-------- Dataset extract

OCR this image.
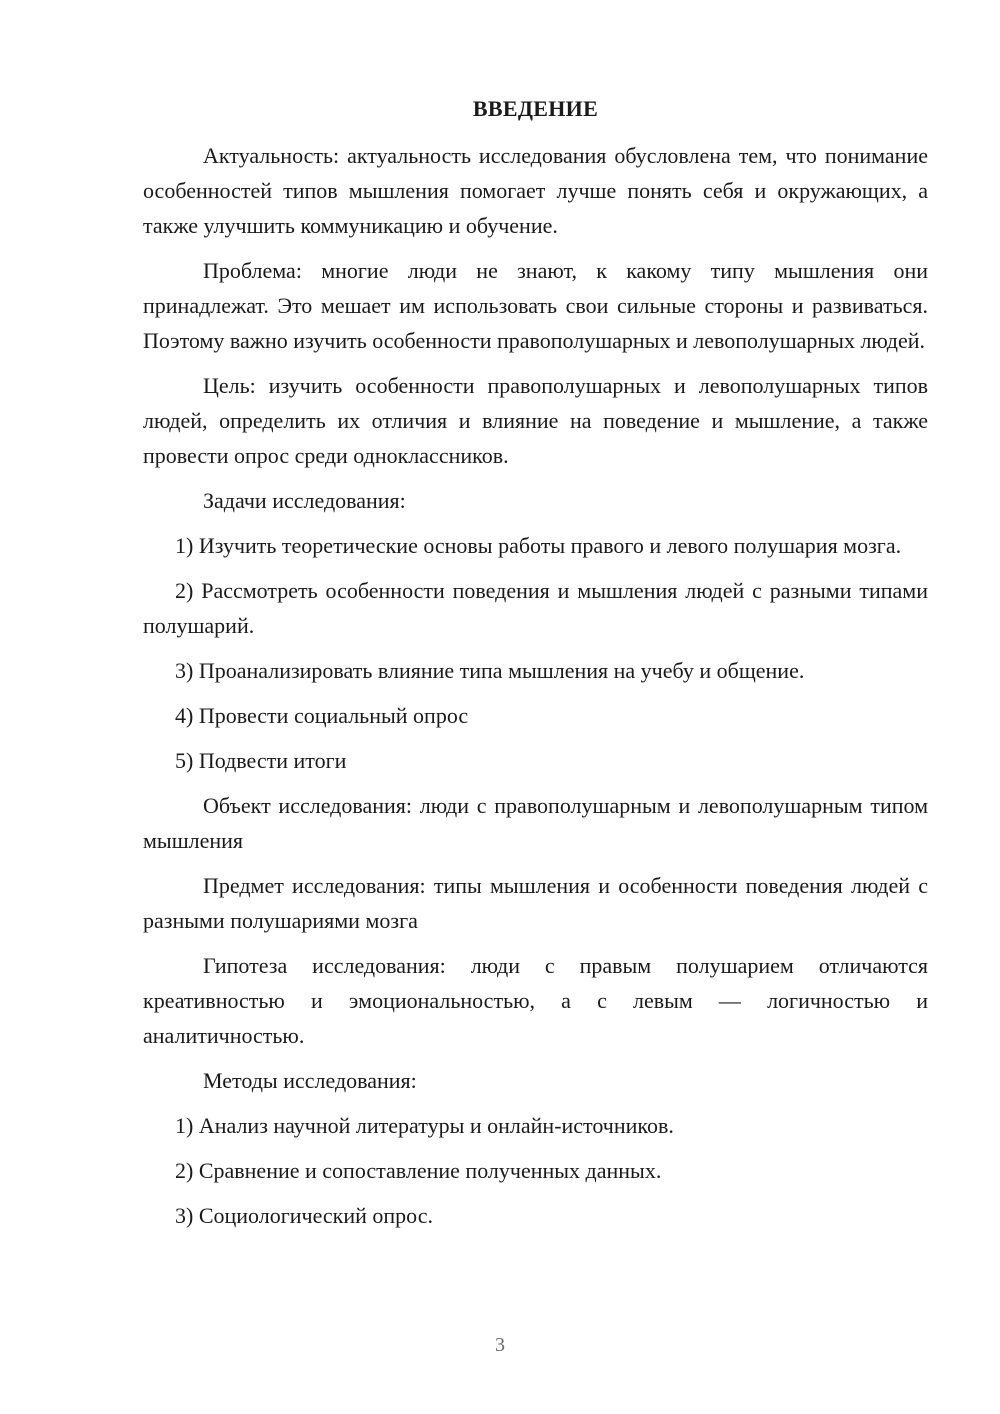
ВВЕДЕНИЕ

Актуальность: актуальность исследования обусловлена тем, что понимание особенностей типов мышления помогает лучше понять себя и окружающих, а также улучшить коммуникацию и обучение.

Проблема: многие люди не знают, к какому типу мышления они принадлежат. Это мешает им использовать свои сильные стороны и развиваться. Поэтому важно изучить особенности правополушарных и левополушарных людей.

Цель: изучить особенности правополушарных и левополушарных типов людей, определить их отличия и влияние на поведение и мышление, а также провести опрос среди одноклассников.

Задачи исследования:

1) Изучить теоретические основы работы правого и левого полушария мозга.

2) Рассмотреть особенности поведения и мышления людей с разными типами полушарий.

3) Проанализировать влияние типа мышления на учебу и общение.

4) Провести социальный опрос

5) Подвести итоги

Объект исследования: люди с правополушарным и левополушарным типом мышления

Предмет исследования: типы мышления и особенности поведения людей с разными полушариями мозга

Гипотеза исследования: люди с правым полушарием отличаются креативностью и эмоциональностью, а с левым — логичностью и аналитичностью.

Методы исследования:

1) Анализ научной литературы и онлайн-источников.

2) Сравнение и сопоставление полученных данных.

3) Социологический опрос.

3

----------------

Task brief. Without including any pictures, reproduce the listing exactly.

Task result.
OCR this image.
ВВЕДЕНИЕ

Актуальность: актуальность исследования обусловлена тем, что понимание особенностей типов мышления помогает лучше понять себя и окружающих, а также улучшить коммуникацию и обучение.

Проблема: многие люди не знают, к какому типу мышления они принадлежат. Это мешает им использовать свои сильные стороны и развиваться. Поэтому важно изучить особенности правополушарных и левополушарных людей.

Цель: изучить особенности правополушарных и левополушарных типов людей, определить их отличия и влияние на поведение и мышление, а также провести опрос среди одноклассников.

Задачи исследования:

1) Изучить теоретические основы работы правого и левого полушария мозга.

2) Рассмотреть особенности поведения и мышления людей с разными типами полушарий.

3) Проанализировать влияние типа мышления на учебу и общение.

4) Провести социальный опрос

5) Подвести итоги

Объект исследования: люди с правополушарным и левополушарным типом мышления

Предмет исследования: типы мышления и особенности поведения людей с разными полушариями мозга

Гипотеза исследования: люди с правым полушарием отличаются креативностью и эмоциональностью, а с левым — логичностью и аналитичностью.

Методы исследования:

1) Анализ научной литературы и онлайн-источников.

2) Сравнение и сопоставление полученных данных.

3) Социологический опрос.

3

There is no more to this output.